**THE EXERCISE**
Make an exact copy of all the entries below, with the pictures left out.

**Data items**
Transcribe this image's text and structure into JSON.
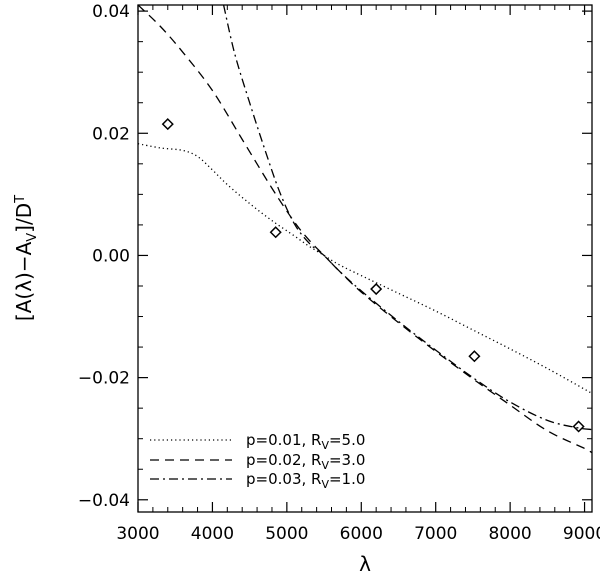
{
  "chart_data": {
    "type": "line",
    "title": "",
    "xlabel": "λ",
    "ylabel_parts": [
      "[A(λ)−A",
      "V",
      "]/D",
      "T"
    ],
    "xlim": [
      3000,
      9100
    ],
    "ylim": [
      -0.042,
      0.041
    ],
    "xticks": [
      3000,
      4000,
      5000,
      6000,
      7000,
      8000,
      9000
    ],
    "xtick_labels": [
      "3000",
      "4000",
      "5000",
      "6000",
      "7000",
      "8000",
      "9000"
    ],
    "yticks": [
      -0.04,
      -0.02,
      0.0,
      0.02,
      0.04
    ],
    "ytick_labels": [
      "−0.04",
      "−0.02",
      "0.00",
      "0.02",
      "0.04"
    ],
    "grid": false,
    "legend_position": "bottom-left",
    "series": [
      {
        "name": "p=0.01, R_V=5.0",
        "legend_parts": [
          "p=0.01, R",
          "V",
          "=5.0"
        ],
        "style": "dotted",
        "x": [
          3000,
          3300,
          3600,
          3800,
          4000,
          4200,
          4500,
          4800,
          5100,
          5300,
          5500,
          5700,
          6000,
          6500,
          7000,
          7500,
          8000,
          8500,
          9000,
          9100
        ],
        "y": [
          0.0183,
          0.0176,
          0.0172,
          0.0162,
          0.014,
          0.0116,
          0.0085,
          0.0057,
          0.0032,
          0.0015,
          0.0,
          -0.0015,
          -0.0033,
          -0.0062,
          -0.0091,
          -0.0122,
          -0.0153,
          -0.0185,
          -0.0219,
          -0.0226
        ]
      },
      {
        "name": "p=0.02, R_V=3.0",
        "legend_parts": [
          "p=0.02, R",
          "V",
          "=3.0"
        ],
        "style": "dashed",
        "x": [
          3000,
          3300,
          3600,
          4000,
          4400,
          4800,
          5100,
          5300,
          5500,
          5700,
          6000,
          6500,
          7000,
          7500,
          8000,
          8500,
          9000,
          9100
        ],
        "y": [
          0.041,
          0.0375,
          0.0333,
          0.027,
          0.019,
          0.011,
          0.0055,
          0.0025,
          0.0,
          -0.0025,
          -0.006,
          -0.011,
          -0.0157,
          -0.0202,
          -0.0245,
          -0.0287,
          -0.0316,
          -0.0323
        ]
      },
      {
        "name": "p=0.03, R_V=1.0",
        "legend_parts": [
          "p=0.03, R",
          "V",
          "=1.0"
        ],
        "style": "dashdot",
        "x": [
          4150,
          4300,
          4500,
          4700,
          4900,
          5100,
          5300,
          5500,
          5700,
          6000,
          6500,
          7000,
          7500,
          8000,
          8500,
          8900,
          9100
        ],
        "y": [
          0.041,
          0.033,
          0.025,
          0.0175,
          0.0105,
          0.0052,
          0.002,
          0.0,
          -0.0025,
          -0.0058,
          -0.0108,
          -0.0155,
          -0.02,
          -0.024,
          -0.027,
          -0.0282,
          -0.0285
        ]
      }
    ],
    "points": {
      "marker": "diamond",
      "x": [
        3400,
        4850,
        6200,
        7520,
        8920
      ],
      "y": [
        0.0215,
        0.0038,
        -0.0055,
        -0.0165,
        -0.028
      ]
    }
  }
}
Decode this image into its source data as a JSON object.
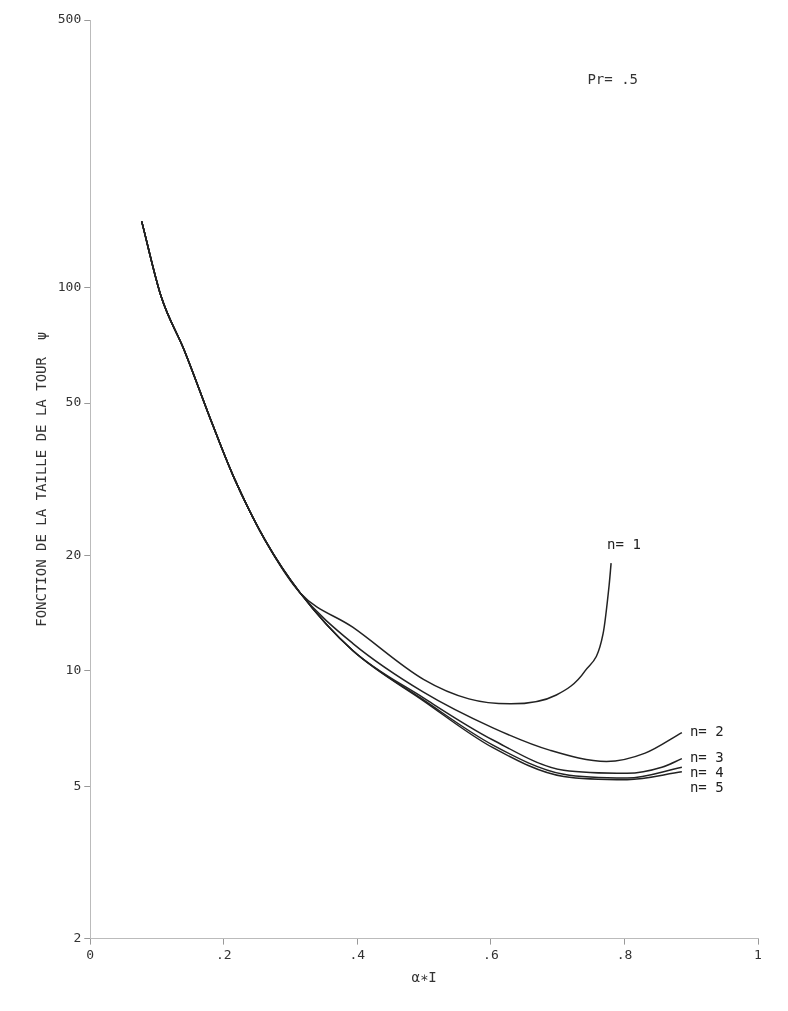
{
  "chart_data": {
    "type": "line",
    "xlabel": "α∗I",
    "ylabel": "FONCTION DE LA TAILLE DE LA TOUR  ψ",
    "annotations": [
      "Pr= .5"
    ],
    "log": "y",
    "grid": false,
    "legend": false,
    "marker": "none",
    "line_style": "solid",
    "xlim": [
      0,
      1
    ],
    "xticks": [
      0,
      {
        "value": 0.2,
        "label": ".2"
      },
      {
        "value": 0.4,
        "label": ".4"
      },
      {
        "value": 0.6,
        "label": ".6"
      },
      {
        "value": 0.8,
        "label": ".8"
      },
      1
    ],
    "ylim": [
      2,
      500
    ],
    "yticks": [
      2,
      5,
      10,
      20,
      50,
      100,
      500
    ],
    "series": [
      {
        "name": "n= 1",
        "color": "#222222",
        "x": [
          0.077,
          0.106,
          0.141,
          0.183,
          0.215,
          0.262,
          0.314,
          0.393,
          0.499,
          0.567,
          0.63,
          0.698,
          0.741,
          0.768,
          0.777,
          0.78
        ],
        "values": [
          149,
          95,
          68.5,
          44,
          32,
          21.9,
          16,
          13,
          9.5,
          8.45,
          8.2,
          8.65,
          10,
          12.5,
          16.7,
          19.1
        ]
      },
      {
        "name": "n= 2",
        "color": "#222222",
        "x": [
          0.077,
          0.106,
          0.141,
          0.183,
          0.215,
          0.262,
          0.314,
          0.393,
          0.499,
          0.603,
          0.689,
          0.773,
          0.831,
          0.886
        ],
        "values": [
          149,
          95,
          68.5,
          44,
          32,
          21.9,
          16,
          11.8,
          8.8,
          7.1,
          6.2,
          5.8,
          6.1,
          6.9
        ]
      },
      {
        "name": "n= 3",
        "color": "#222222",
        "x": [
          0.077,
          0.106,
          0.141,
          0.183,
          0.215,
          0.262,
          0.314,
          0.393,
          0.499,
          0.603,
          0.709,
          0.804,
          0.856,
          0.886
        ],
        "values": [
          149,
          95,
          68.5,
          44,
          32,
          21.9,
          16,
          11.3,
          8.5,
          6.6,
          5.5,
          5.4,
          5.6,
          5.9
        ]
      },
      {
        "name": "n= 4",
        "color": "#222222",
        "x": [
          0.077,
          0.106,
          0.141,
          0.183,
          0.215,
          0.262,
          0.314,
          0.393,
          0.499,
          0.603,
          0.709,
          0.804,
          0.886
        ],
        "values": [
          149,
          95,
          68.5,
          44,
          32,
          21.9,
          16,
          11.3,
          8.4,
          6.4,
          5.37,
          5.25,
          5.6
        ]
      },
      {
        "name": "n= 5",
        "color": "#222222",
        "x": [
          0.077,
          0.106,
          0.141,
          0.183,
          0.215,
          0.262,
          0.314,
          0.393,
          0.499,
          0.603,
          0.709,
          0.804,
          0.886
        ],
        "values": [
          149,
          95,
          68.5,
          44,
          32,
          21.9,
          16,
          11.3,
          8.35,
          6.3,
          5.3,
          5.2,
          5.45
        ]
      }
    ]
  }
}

**EXERCISE ANSWER**
Transcribe this image's text and structure into JSON.
{
  "chart_data": {
    "type": "line",
    "title": "",
    "xlabel": "λ",
    "ylabel_parts": [
      "[A(λ)−A",
      "V",
      "]/D",
      "T"
    ],
    "xlim": [
      3000,
      9100
    ],
    "ylim": [
      -0.042,
      0.041
    ],
    "xticks": [
      3000,
      4000,
      5000,
      6000,
      7000,
      8000,
      9000
    ],
    "xtick_labels": [
      "3000",
      "4000",
      "5000",
      "6000",
      "7000",
      "8000",
      "9000"
    ],
    "yticks": [
      -0.04,
      -0.02,
      0.0,
      0.02,
      0.04
    ],
    "ytick_labels": [
      "−0.04",
      "−0.02",
      "0.00",
      "0.02",
      "0.04"
    ],
    "grid": false,
    "legend_position": "bottom-left",
    "series": [
      {
        "name": "p=0.01, R_V=5.0",
        "legend_parts": [
          "p=0.01, R",
          "V",
          "=5.0"
        ],
        "style": "dotted",
        "x": [
          3000,
          3300,
          3600,
          3800,
          4000,
          4200,
          4500,
          4800,
          5100,
          5300,
          5500,
          5700,
          6000,
          6500,
          7000,
          7500,
          8000,
          8500,
          9000,
          9100
        ],
        "y": [
          0.0183,
          0.0176,
          0.0172,
          0.0162,
          0.014,
          0.0116,
          0.0085,
          0.0057,
          0.0032,
          0.0015,
          0.0,
          -0.0015,
          -0.0033,
          -0.0062,
          -0.0091,
          -0.0122,
          -0.0153,
          -0.0185,
          -0.0219,
          -0.0226
        ]
      },
      {
        "name": "p=0.02, R_V=3.0",
        "legend_parts": [
          "p=0.02, R",
          "V",
          "=3.0"
        ],
        "style": "dashed",
        "x": [
          3000,
          3300,
          3600,
          4000,
          4400,
          4800,
          5100,
          5300,
          5500,
          5700,
          6000,
          6500,
          7000,
          7500,
          8000,
          8500,
          9000,
          9100
        ],
        "y": [
          0.041,
          0.0375,
          0.0333,
          0.027,
          0.019,
          0.011,
          0.0055,
          0.0025,
          0.0,
          -0.0025,
          -0.006,
          -0.011,
          -0.0157,
          -0.0202,
          -0.0245,
          -0.0287,
          -0.0316,
          -0.0323
        ]
      },
      {
        "name": "p=0.03, R_V=1.0",
        "legend_parts": [
          "p=0.03, R",
          "V",
          "=1.0"
        ],
        "style": "dashdot",
        "x": [
          4150,
          4300,
          4500,
          4700,
          4900,
          5100,
          5300,
          5500,
          5700,
          6000,
          6500,
          7000,
          7500,
          8000,
          8500,
          8900,
          9100
        ],
        "y": [
          0.041,
          0.033,
          0.025,
          0.0175,
          0.0105,
          0.0052,
          0.002,
          0.0,
          -0.0025,
          -0.0058,
          -0.0108,
          -0.0155,
          -0.02,
          -0.024,
          -0.027,
          -0.0282,
          -0.0285
        ]
      }
    ],
    "points": {
      "marker": "diamond",
      "x": [
        3400,
        4850,
        6200,
        7520,
        8920
      ],
      "y": [
        0.0215,
        0.0038,
        -0.0055,
        -0.0165,
        -0.028
      ]
    }
  }
}
Decode this image into its source data as a JSON object.
{
  "chart_data": {
    "type": "line",
    "xlabel": "α∗I",
    "ylabel": "FONCTION DE LA TAILLE DE LA TOUR  ψ",
    "annotations": [
      "Pr= .5"
    ],
    "log": "y",
    "grid": false,
    "legend": false,
    "marker": "none",
    "line_style": "solid",
    "xlim": [
      0,
      1
    ],
    "xticks": [
      0,
      {
        "value": 0.2,
        "label": ".2"
      },
      {
        "value": 0.4,
        "label": ".4"
      },
      {
        "value": 0.6,
        "label": ".6"
      },
      {
        "value": 0.8,
        "label": ".8"
      },
      1
    ],
    "ylim": [
      2,
      500
    ],
    "yticks": [
      2,
      5,
      10,
      20,
      50,
      100,
      500
    ],
    "series": [
      {
        "name": "n= 1",
        "color": "#222222",
        "x": [
          0.077,
          0.106,
          0.141,
          0.183,
          0.215,
          0.262,
          0.314,
          0.393,
          0.499,
          0.567,
          0.63,
          0.698,
          0.741,
          0.768,
          0.777,
          0.78
        ],
        "values": [
          149,
          95,
          68.5,
          44,
          32,
          21.9,
          16,
          13,
          9.5,
          8.45,
          8.2,
          8.65,
          10,
          12.5,
          16.7,
          19.1
        ]
      },
      {
        "name": "n= 2",
        "color": "#222222",
        "x": [
          0.077,
          0.106,
          0.141,
          0.183,
          0.215,
          0.262,
          0.314,
          0.393,
          0.499,
          0.603,
          0.689,
          0.773,
          0.831,
          0.886
        ],
        "values": [
          149,
          95,
          68.5,
          44,
          32,
          21.9,
          16,
          11.8,
          8.8,
          7.1,
          6.2,
          5.8,
          6.1,
          6.9
        ]
      },
      {
        "name": "n= 3",
        "color": "#222222",
        "x": [
          0.077,
          0.106,
          0.141,
          0.183,
          0.215,
          0.262,
          0.314,
          0.393,
          0.499,
          0.603,
          0.709,
          0.804,
          0.856,
          0.886
        ],
        "values": [
          149,
          95,
          68.5,
          44,
          32,
          21.9,
          16,
          11.3,
          8.5,
          6.6,
          5.5,
          5.4,
          5.6,
          5.9
        ]
      },
      {
        "name": "n= 4",
        "color": "#222222",
        "x": [
          0.077,
          0.106,
          0.141,
          0.183,
          0.215,
          0.262,
          0.314,
          0.393,
          0.499,
          0.603,
          0.709,
          0.804,
          0.886
        ],
        "values": [
          149,
          95,
          68.5,
          44,
          32,
          21.9,
          16,
          11.3,
          8.4,
          6.4,
          5.37,
          5.25,
          5.6
        ]
      },
      {
        "name": "n= 5",
        "color": "#222222",
        "x": [
          0.077,
          0.106,
          0.141,
          0.183,
          0.215,
          0.262,
          0.314,
          0.393,
          0.499,
          0.603,
          0.709,
          0.804,
          0.886
        ],
        "values": [
          149,
          95,
          68.5,
          44,
          32,
          21.9,
          16,
          11.3,
          8.35,
          6.3,
          5.3,
          5.2,
          5.45
        ]
      }
    ]
  }
}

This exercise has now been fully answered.